• [Given request] Could you transcribe every record below exactly as written, leaving out any pictures?
··· Listed entries ···
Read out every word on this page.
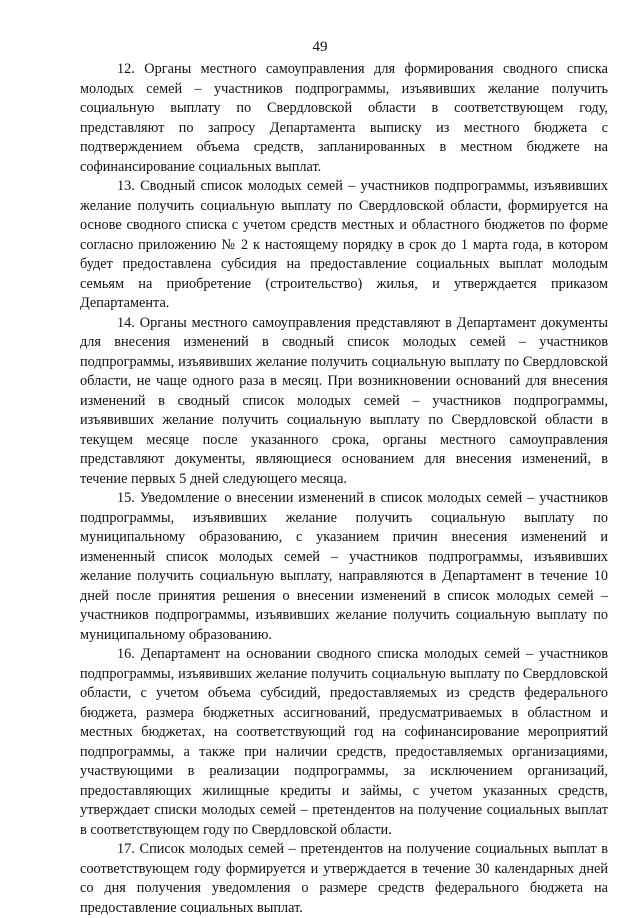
49

12. Органы местного самоуправления для формирования сводного списка молодых семей – участников подпрограммы, изъявивших желание получить социальную выплату по Свердловской области в соответствующем году, представляют по запросу Департамента выписку из местного бюджета с подтверждением объема средств, запланированных в местном бюджете на софинансирование социальных выплат.

13. Сводный список молодых семей – участников подпрограммы, изъявивших желание получить социальную выплату по Свердловской области, формируется на основе сводного списка с учетом средств местных и областного бюджетов по форме согласно приложению № 2 к настоящему порядку в срок до 1 марта года, в котором будет предоставлена субсидия на предоставление социальных выплат молодым семьям на приобретение (строительство) жилья, и утверждается приказом Департамента.

14. Органы местного самоуправления представляют в Департамент документы для внесения изменений в сводный список молодых семей – участников подпрограммы, изъявивших желание получить социальную выплату по Свердловской области, не чаще одного раза в месяц. При возникновении оснований для внесения изменений в сводный список молодых семей – участников подпрограммы, изъявивших желание получить социальную выплату по Свердловской области в текущем месяце после указанного срока, органы местного самоуправления представляют документы, являющиеся основанием для внесения изменений, в течение первых 5 дней следующего месяца.

15. Уведомление о внесении изменений в список молодых семей – участников подпрограммы, изъявивших желание получить социальную выплату по муниципальному образованию, с указанием причин внесения изменений и измененный список молодых семей – участников подпрограммы, изъявивших желание получить социальную выплату, направляются в Департамент в течение 10 дней после принятия решения о внесении изменений в список молодых семей – участников подпрограммы, изъявивших желание получить социальную выплату по муниципальному образованию.

16. Департамент на основании сводного списка молодых семей – участников подпрограммы, изъявивших желание получить социальную выплату по Свердловской области, с учетом объема субсидий, предоставляемых из средств федерального бюджета, размера бюджетных ассигнований, предусматриваемых в областном и местных бюджетах, на соответствующий год на софинансирование мероприятий подпрограммы, а также при наличии средств, предоставляемых организациями, участвующими в реализации подпрограммы, за исключением организаций, предоставляющих жилищные кредиты и займы, с учетом указанных средств, утверждает списки молодых семей – претендентов на получение социальных выплат в соответствующем году по Свердловской области.

17. Список молодых семей – претендентов на получение социальных выплат в соответствующем году формируется и утверждается в течение 30 календарных дней со дня получения уведомления о размере средств федерального бюджета на предоставление социальных выплат.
···
• [The reply]
Read out every word on this page.
49

12. Органы местного самоуправления для формирования сводного списка молодых семей – участников подпрограммы, изъявивших желание получить социальную выплату по Свердловской области в соответствующем году, представляют по запросу Департамента выписку из местного бюджета с подтверждением объема средств, запланированных в местном бюджете на софинансирование социальных выплат.

13. Сводный список молодых семей – участников подпрограммы, изъявивших желание получить социальную выплату по Свердловской области, формируется на основе сводного списка с учетом средств местных и областного бюджетов по форме согласно приложению № 2 к настоящему порядку в срок до 1 марта года, в котором будет предоставлена субсидия на предоставление социальных выплат молодым семьям на приобретение (строительство) жилья, и утверждается приказом Департамента.

14. Органы местного самоуправления представляют в Департамент документы для внесения изменений в сводный список молодых семей – участников подпрограммы, изъявивших желание получить социальную выплату по Свердловской области, не чаще одного раза в месяц. При возникновении оснований для внесения изменений в сводный список молодых семей – участников подпрограммы, изъявивших желание получить социальную выплату по Свердловской области в текущем месяце после указанного срока, органы местного самоуправления представляют документы, являющиеся основанием для внесения изменений, в течение первых 5 дней следующего месяца.

15. Уведомление о внесении изменений в список молодых семей – участников подпрограммы, изъявивших желание получить социальную выплату по муниципальному образованию, с указанием причин внесения изменений и измененный список молодых семей – участников подпрограммы, изъявивших желание получить социальную выплату, направляются в Департамент в течение 10 дней после принятия решения о внесении изменений в список молодых семей – участников подпрограммы, изъявивших желание получить социальную выплату по муниципальному образованию.

16. Департамент на основании сводного списка молодых семей – участников подпрограммы, изъявивших желание получить социальную выплату по Свердловской области, с учетом объема субсидий, предоставляемых из средств федерального бюджета, размера бюджетных ассигнований, предусматриваемых в областном и местных бюджетах, на соответствующий год на софинансирование мероприятий подпрограммы, а также при наличии средств, предоставляемых организациями, участвующими в реализации подпрограммы, за исключением организаций, предоставляющих жилищные кредиты и займы, с учетом указанных средств, утверждает списки молодых семей – претендентов на получение социальных выплат в соответствующем году по Свердловской области.

17. Список молодых семей – претендентов на получение социальных выплат в соответствующем году формируется и утверждается в течение 30 календарных дней со дня получения уведомления о размере средств федерального бюджета на предоставление социальных выплат.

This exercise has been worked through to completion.